- [Work required]:
Output the material word for word. Leave each picture out.

- [Given data]:
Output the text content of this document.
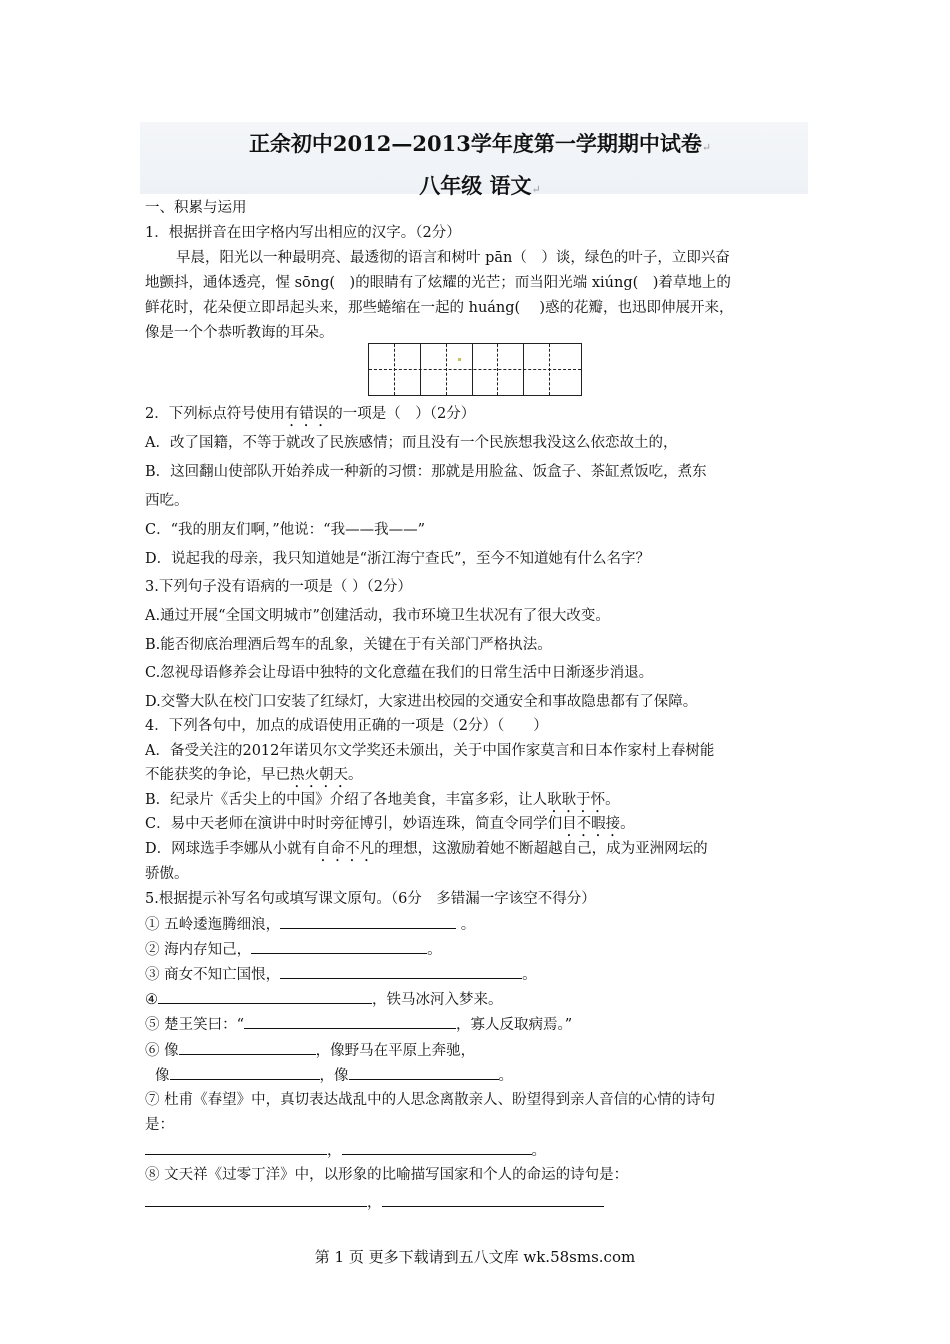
正余初中2012—2013学年度第一学期期中试卷↵
八年级 语文↵
一、积累与运用
1．根据拼音在田字格内写出相应的汉字。（2分）
早晨，阳光以一种最明亮、最透彻的语言和树叶 pān（　）谈，绿色的叶子，立即兴奋
地颤抖，通体透亮，惺 sōng(　)的眼睛有了炫耀的光芒；而当阳光端 xiúng(　)着草地上的
鲜花时，花朵便立即昂起头来，那些蜷缩在一起的 huáng(　 )惑的花瓣，也迅即伸展开来，
像是一个个恭听教诲的耳朵。
2．下列标点符号使用有错误的一项是（　）（2分）
A．改了国籍，不等于就改了民族感情；而且没有一个民族想我没这么依恋故土的，
B．这回翻山使部队开始养成一种新的习惯：那就是用脸盆、饭盒子、茶缸煮饭吃，煮东
西吃。
C．“我的朋友们啊，”他说：“我——我——”
D．说起我的母亲，我只知道她是“浙江海宁查氏”，至今不知道她有什么名字？
3.下列句子没有语病的一项是（ ）（2分）
A.通过开展“全国文明城市”创建活动，我市环境卫生状况有了很大改变。
B.能否彻底治理酒后驾车的乱象，关键在于有关部门严格执法。
C.忽视母语修养会让母语中独特的文化意蕴在我们的日常生活中日渐逐步消退。
D.交警大队在校门口安装了红绿灯，大家进出校园的交通安全和事故隐患都有了保障。
4．下列各句中，加点的成语使用正确的一项是（2分）（　　）
A．备受关注的2012年诺贝尔文学奖还未颁出，关于中国作家莫言和日本作家村上春树能
不能获奖的争论，早已热火朝天。
B．纪录片《舌尖上的中国》介绍了各地美食，丰富多彩，让人耿耿于怀。
C．易中天老师在演讲中时时旁征博引，妙语连珠，简直令同学们目不暇接。
D．网球选手李娜从小就有自命不凡的理想，这激励着她不断超越自己，成为亚洲网坛的
骄傲。
5.根据提示补写名句或填写课文原句。（6分　多错漏一字该空不得分）
① 五岭逶迤腾细浪，	。
② 海内存知己，	。
③ 商女不知亡国恨，	。
④	，铁马冰河入梦来。
⑤ 楚王笑曰：“	，寡人反取病焉。”
⑥ 像	，像野马在平原上奔驰，
像	，像	。
⑦ 杜甫《春望》中，真切表达战乱中的人思念离散亲人、盼望得到亲人音信的心情的诗句
是：
，	。
⑧ 文天祥《过零丁洋》中，以形象的比喻描写国家和个人的命运的诗句是：
，
第 1 页 更多下载请到五八文库 wk.58sms.com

- [Exercise answer]:
Output the text content of this document.
正余初中2012—2013学年度第一学期期中试卷↵
八年级 语文↵
一、积累与运用
1．根据拼音在田字格内写出相应的汉字。（2分）
早晨，阳光以一种最明亮、最透彻的语言和树叶 pān（　）谈，绿色的叶子，立即兴奋
地颤抖，通体透亮，惺 sōng(　)的眼睛有了炫耀的光芒；而当阳光端 xiúng(　)着草地上的
鲜花时，花朵便立即昂起头来，那些蜷缩在一起的 huáng(　 )惑的花瓣，也迅即伸展开来，
像是一个个恭听教诲的耳朵。
2．下列标点符号使用有错误的一项是（　）（2分）
A．改了国籍，不等于就改了民族感情；而且没有一个民族想我没这么依恋故土的，
B．这回翻山使部队开始养成一种新的习惯：那就是用脸盆、饭盒子、茶缸煮饭吃，煮东
西吃。
C．“我的朋友们啊，”他说：“我——我——”
D．说起我的母亲，我只知道她是“浙江海宁查氏”，至今不知道她有什么名字？
3.下列句子没有语病的一项是（ ）（2分）
A.通过开展“全国文明城市”创建活动，我市环境卫生状况有了很大改变。
B.能否彻底治理酒后驾车的乱象，关键在于有关部门严格执法。
C.忽视母语修养会让母语中独特的文化意蕴在我们的日常生活中日渐逐步消退。
D.交警大队在校门口安装了红绿灯，大家进出校园的交通安全和事故隐患都有了保障。
4．下列各句中，加点的成语使用正确的一项是（2分）（　　）
A．备受关注的2012年诺贝尔文学奖还未颁出，关于中国作家莫言和日本作家村上春树能
不能获奖的争论，早已热火朝天。
B．纪录片《舌尖上的中国》介绍了各地美食，丰富多彩，让人耿耿于怀。
C．易中天老师在演讲中时时旁征博引，妙语连珠，简直令同学们目不暇接。
D．网球选手李娜从小就有自命不凡的理想，这激励着她不断超越自己，成为亚洲网坛的
骄傲。
5.根据提示补写名句或填写课文原句。（6分　多错漏一字该空不得分）
① 五岭逶迤腾细浪，	。
② 海内存知己，	。
③ 商女不知亡国恨，	。
④	，铁马冰河入梦来。
⑤ 楚王笑曰：“	，寡人反取病焉。”
⑥ 像	，像野马在平原上奔驰，
像	，像	。
⑦ 杜甫《春望》中，真切表达战乱中的人思念离散亲人、盼望得到亲人音信的心情的诗句
是：
，	。
⑧ 文天祥《过零丁洋》中，以形象的比喻描写国家和个人的命运的诗句是：
，
第 1 页 更多下载请到五八文库 wk.58sms.com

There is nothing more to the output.